## EXERCISE DESCRIPTION
Each line of the material must be repeated precisely, with the pictures left out.

──────

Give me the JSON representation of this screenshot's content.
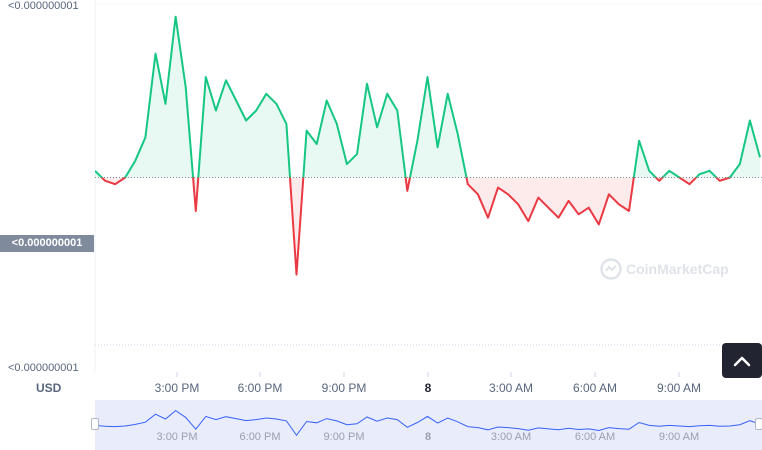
{
  "y_axis": {
    "top_label": "<0.000000001",
    "current_label": "<0.000000001",
    "bottom_label": "<0.000000001",
    "unit": "USD"
  },
  "x_axis": {
    "ticks": [
      "3:00 PM",
      "6:00 PM",
      "9:00 PM",
      "8",
      "3:00 AM",
      "6:00 AM",
      "9:00 AM"
    ]
  },
  "watermark": "CoinMarketCap",
  "colors": {
    "up": "#16c784",
    "down": "#ea3943",
    "navigator": "#3861fb"
  },
  "chart_data": {
    "type": "line",
    "title": "",
    "xlabel": "",
    "ylabel": "USD",
    "baseline_index": 0.5,
    "x": [
      "12:40 PM",
      "1:20 PM",
      "2:00 PM",
      "2:40 PM",
      "3:00 PM",
      "3:20 PM",
      "3:40 PM",
      "4:00 PM",
      "4:20 PM",
      "4:40 PM",
      "5:00 PM",
      "5:20 PM",
      "5:40 PM",
      "6:00 PM",
      "6:20 PM",
      "6:40 PM",
      "7:00 PM",
      "7:20 PM",
      "7:40 PM",
      "8:00 PM",
      "8:20 PM",
      "8:40 PM",
      "9:00 PM",
      "9:20 PM",
      "9:40 PM",
      "10:00 PM",
      "10:20 PM",
      "10:40 PM",
      "11:00 PM",
      "11:20 PM",
      "11:40 PM",
      "12:00 AM",
      "12:20 AM",
      "12:40 AM",
      "1:00 AM",
      "1:20 AM",
      "1:40 AM",
      "2:00 AM",
      "2:20 AM",
      "2:40 AM",
      "3:00 AM",
      "3:20 AM",
      "3:40 AM",
      "4:00 AM",
      "4:20 AM",
      "4:40 AM",
      "5:00 AM",
      "5:20 AM",
      "5:40 AM",
      "6:00 AM",
      "6:20 AM",
      "6:40 AM",
      "7:00 AM",
      "7:20 AM",
      "7:40 AM",
      "8:00 AM",
      "8:20 AM",
      "8:40 AM",
      "9:00 AM",
      "9:20 AM",
      "9:40 AM",
      "10:00 AM",
      "10:20 AM",
      "10:40 AM",
      "11:00 AM",
      "11:20 AM",
      "11:40 AM"
    ],
    "values": [
      0.52,
      0.49,
      0.48,
      0.5,
      0.55,
      0.62,
      0.87,
      0.72,
      0.98,
      0.77,
      0.4,
      0.8,
      0.7,
      0.79,
      0.73,
      0.67,
      0.7,
      0.75,
      0.72,
      0.66,
      0.21,
      0.64,
      0.6,
      0.73,
      0.66,
      0.54,
      0.57,
      0.78,
      0.65,
      0.75,
      0.7,
      0.46,
      0.61,
      0.8,
      0.59,
      0.75,
      0.63,
      0.48,
      0.45,
      0.38,
      0.47,
      0.45,
      0.42,
      0.37,
      0.44,
      0.41,
      0.38,
      0.43,
      0.39,
      0.41,
      0.36,
      0.45,
      0.42,
      0.4,
      0.61,
      0.52,
      0.49,
      0.52,
      0.5,
      0.48,
      0.51,
      0.52,
      0.49,
      0.5,
      0.54,
      0.67,
      0.56
    ]
  }
}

──────

## ANSWER TO THIS EXERCISE
Give me the JSON representation of this screenshot's content.
{
  "y_axis": {
    "top_label": "<0.000000001",
    "current_label": "<0.000000001",
    "bottom_label": "<0.000000001",
    "unit": "USD"
  },
  "x_axis": {
    "ticks": [
      "3:00 PM",
      "6:00 PM",
      "9:00 PM",
      "8",
      "3:00 AM",
      "6:00 AM",
      "9:00 AM"
    ]
  },
  "watermark": "CoinMarketCap",
  "colors": {
    "up": "#16c784",
    "down": "#ea3943",
    "navigator": "#3861fb"
  },
  "chart_data": {
    "type": "line",
    "title": "",
    "xlabel": "",
    "ylabel": "USD",
    "baseline_index": 0.5,
    "x": [
      "12:40 PM",
      "1:20 PM",
      "2:00 PM",
      "2:40 PM",
      "3:00 PM",
      "3:20 PM",
      "3:40 PM",
      "4:00 PM",
      "4:20 PM",
      "4:40 PM",
      "5:00 PM",
      "5:20 PM",
      "5:40 PM",
      "6:00 PM",
      "6:20 PM",
      "6:40 PM",
      "7:00 PM",
      "7:20 PM",
      "7:40 PM",
      "8:00 PM",
      "8:20 PM",
      "8:40 PM",
      "9:00 PM",
      "9:20 PM",
      "9:40 PM",
      "10:00 PM",
      "10:20 PM",
      "10:40 PM",
      "11:00 PM",
      "11:20 PM",
      "11:40 PM",
      "12:00 AM",
      "12:20 AM",
      "12:40 AM",
      "1:00 AM",
      "1:20 AM",
      "1:40 AM",
      "2:00 AM",
      "2:20 AM",
      "2:40 AM",
      "3:00 AM",
      "3:20 AM",
      "3:40 AM",
      "4:00 AM",
      "4:20 AM",
      "4:40 AM",
      "5:00 AM",
      "5:20 AM",
      "5:40 AM",
      "6:00 AM",
      "6:20 AM",
      "6:40 AM",
      "7:00 AM",
      "7:20 AM",
      "7:40 AM",
      "8:00 AM",
      "8:20 AM",
      "8:40 AM",
      "9:00 AM",
      "9:20 AM",
      "9:40 AM",
      "10:00 AM",
      "10:20 AM",
      "10:40 AM",
      "11:00 AM",
      "11:20 AM",
      "11:40 AM"
    ],
    "values": [
      0.52,
      0.49,
      0.48,
      0.5,
      0.55,
      0.62,
      0.87,
      0.72,
      0.98,
      0.77,
      0.4,
      0.8,
      0.7,
      0.79,
      0.73,
      0.67,
      0.7,
      0.75,
      0.72,
      0.66,
      0.21,
      0.64,
      0.6,
      0.73,
      0.66,
      0.54,
      0.57,
      0.78,
      0.65,
      0.75,
      0.7,
      0.46,
      0.61,
      0.8,
      0.59,
      0.75,
      0.63,
      0.48,
      0.45,
      0.38,
      0.47,
      0.45,
      0.42,
      0.37,
      0.44,
      0.41,
      0.38,
      0.43,
      0.39,
      0.41,
      0.36,
      0.45,
      0.42,
      0.4,
      0.61,
      0.52,
      0.49,
      0.52,
      0.5,
      0.48,
      0.51,
      0.52,
      0.49,
      0.5,
      0.54,
      0.67,
      0.56
    ]
  }
}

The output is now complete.